Can you write out the whole listing exactly?

- [Raw data]:
--- Begin ---

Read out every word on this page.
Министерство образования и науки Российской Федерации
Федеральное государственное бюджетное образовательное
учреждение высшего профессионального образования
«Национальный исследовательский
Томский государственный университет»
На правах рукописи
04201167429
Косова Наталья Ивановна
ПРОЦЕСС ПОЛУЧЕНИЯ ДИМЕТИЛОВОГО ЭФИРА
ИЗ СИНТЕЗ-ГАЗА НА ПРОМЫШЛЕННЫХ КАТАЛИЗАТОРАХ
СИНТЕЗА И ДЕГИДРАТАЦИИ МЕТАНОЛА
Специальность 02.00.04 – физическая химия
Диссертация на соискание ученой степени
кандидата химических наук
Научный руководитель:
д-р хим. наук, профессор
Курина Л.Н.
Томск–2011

--- End ---

- [Result of the exercise]:
Read out every word on this page.
Министерство образования и науки Российской Федерации
Федеральное государственное бюджетное образовательное
учреждение высшего профессионального образования
«Национальный исследовательский
Томский государственный университет»
На правах рукописи
04201167429
Косова Наталья Ивановна
ПРОЦЕСС ПОЛУЧЕНИЯ ДИМЕТИЛОВОГО ЭФИРА
ИЗ СИНТЕЗ-ГАЗА НА ПРОМЫШЛЕННЫХ КАТАЛИЗАТОРАХ
СИНТЕЗА И ДЕГИДРАТАЦИИ МЕТАНОЛА
Специальность 02.00.04 – физическая химия
Диссертация на соискание ученой степени
кандидата химических наук
Научный руководитель:
д-р хим. наук, профессор
Курина Л.Н.
Томск–2011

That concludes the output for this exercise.